- **WHAT TO WORK ON**
In the records below, pick out all lines containing the word "Einzelpreis".

---

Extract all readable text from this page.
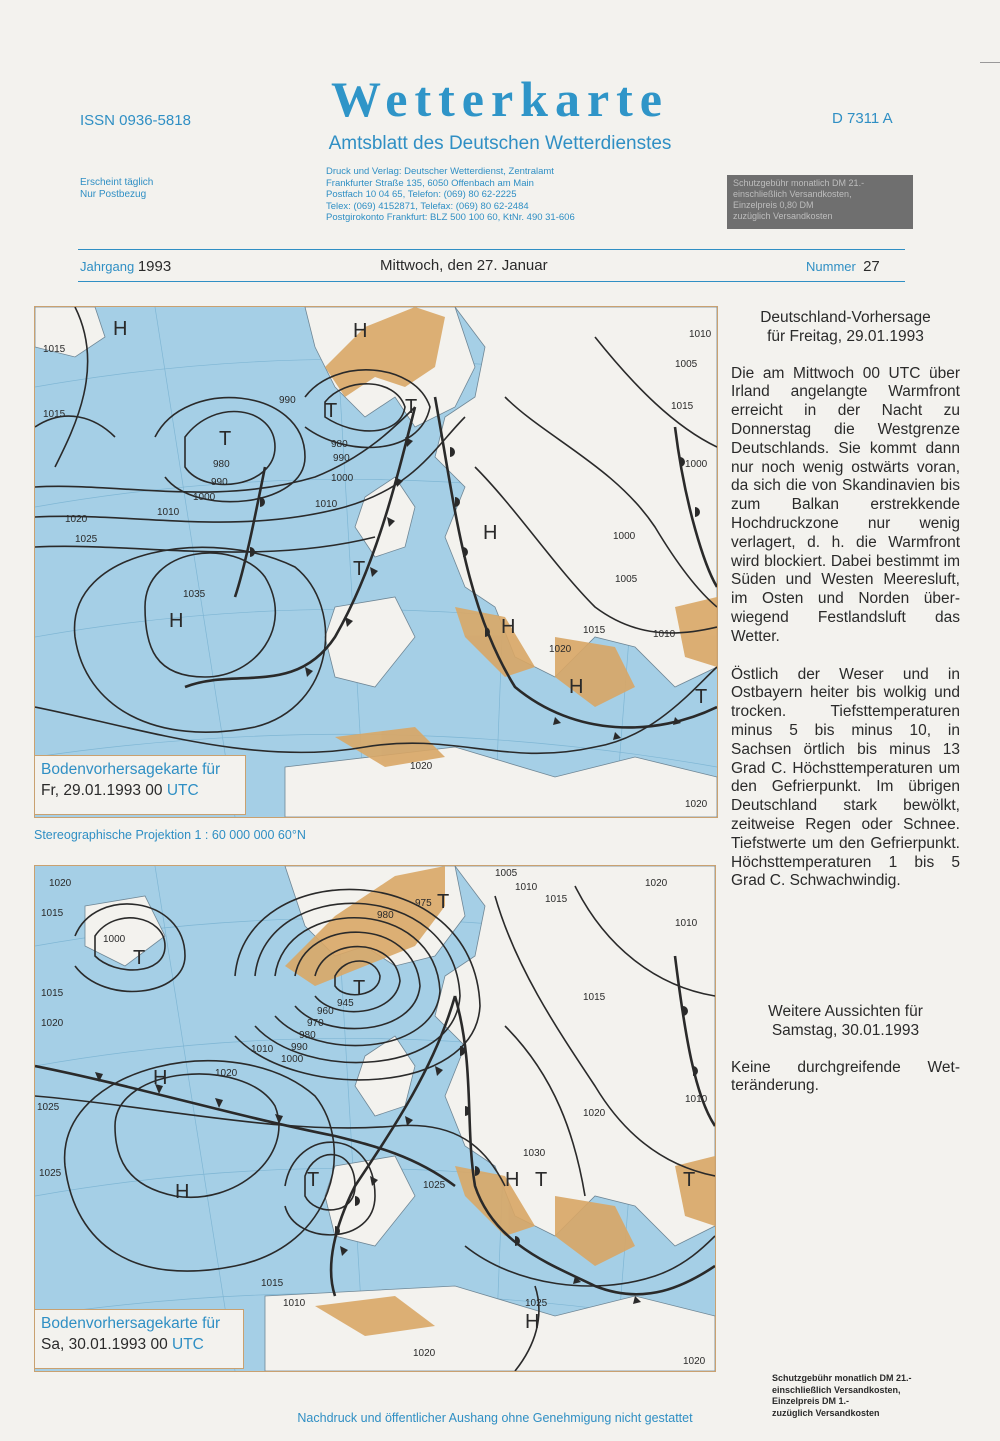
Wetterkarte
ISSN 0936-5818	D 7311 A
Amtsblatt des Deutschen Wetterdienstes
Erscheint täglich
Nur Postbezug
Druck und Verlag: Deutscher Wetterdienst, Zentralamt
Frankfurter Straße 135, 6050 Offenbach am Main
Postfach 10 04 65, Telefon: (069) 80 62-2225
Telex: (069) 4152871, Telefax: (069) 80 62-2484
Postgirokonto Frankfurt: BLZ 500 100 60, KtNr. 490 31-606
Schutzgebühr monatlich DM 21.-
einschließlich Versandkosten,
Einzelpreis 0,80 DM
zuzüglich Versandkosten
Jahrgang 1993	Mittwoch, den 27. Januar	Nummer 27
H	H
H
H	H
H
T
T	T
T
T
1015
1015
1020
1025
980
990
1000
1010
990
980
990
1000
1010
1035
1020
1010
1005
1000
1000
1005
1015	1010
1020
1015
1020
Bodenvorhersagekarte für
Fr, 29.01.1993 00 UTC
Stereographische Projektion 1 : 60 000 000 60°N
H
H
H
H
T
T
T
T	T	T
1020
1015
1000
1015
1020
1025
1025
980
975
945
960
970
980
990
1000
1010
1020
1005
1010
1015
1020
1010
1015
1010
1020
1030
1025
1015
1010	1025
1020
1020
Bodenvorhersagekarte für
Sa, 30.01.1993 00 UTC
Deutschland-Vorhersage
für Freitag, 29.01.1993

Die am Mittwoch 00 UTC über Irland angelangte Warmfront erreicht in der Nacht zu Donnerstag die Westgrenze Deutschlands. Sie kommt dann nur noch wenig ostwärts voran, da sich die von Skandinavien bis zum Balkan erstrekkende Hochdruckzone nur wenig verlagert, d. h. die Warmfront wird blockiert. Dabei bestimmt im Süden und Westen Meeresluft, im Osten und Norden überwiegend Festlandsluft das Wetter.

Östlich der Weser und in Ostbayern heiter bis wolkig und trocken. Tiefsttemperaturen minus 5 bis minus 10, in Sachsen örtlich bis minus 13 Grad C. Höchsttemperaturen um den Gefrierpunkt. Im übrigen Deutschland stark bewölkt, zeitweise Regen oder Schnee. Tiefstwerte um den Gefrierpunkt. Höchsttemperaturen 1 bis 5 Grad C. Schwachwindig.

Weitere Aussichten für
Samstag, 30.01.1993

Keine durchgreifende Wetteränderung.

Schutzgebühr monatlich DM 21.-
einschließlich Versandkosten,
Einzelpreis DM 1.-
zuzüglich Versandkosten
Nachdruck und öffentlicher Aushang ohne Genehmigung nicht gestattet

---

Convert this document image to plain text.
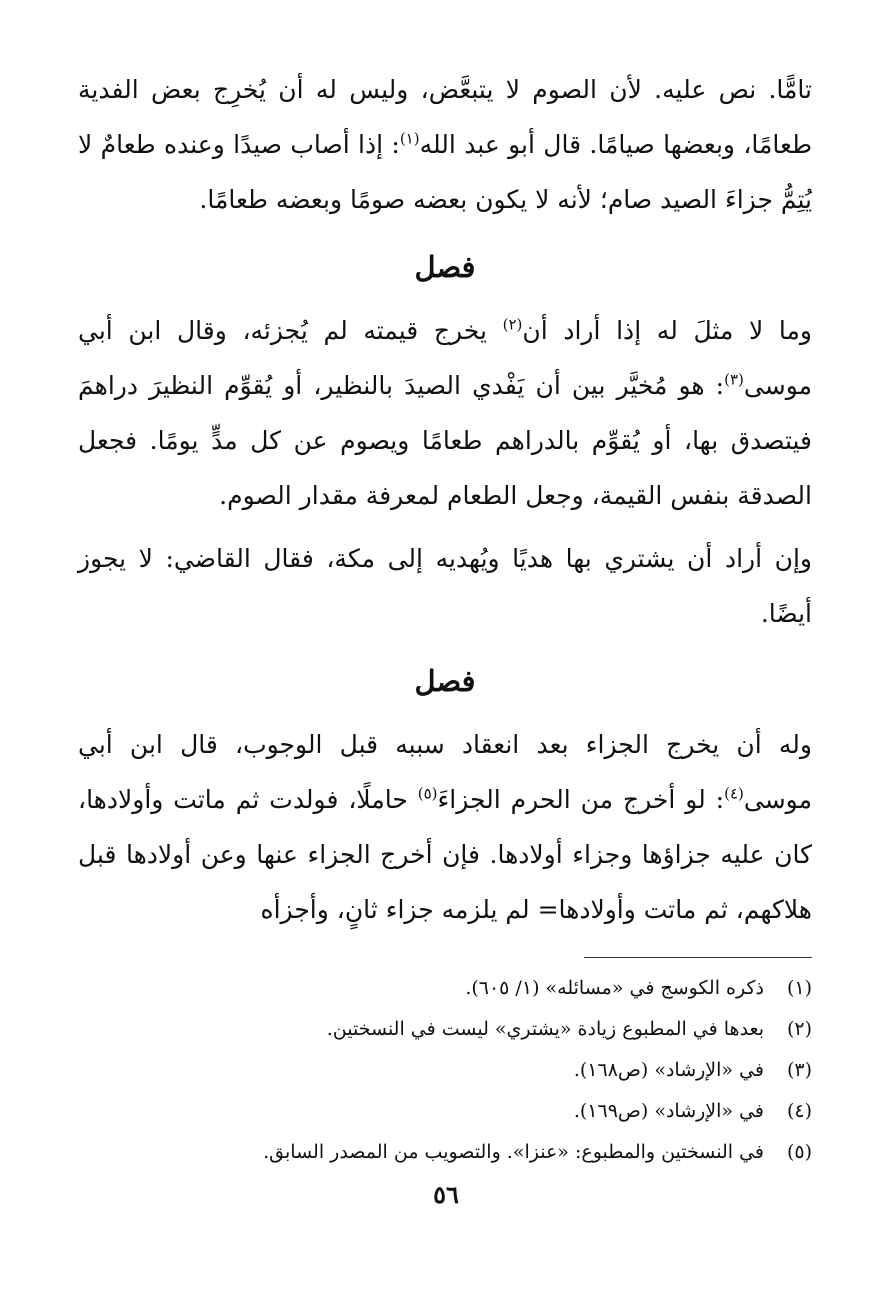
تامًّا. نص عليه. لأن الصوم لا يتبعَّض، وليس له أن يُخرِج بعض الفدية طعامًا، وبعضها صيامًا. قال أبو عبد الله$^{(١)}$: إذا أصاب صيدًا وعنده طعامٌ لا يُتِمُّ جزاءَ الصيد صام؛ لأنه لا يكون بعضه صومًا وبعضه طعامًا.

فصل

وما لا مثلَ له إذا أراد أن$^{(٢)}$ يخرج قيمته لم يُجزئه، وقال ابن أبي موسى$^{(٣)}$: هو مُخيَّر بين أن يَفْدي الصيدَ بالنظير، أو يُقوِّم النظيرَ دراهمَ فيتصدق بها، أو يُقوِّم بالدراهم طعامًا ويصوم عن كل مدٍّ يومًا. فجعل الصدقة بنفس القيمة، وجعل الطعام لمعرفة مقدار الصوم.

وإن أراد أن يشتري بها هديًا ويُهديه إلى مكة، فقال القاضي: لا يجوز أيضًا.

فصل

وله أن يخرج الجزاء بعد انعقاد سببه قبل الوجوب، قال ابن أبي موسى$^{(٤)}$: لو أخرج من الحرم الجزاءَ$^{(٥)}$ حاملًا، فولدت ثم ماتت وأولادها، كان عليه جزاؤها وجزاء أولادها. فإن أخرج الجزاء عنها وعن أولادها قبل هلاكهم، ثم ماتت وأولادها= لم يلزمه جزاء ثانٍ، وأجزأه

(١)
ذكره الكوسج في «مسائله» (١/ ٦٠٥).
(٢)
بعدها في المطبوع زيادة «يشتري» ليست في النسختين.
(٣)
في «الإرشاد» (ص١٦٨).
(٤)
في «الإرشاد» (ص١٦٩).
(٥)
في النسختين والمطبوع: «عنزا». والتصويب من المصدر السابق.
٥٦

---

- **OUTPUT FOR THIS EXERCISE**
Einzelpreis 0,80 DM
Einzelpreis DM 1.-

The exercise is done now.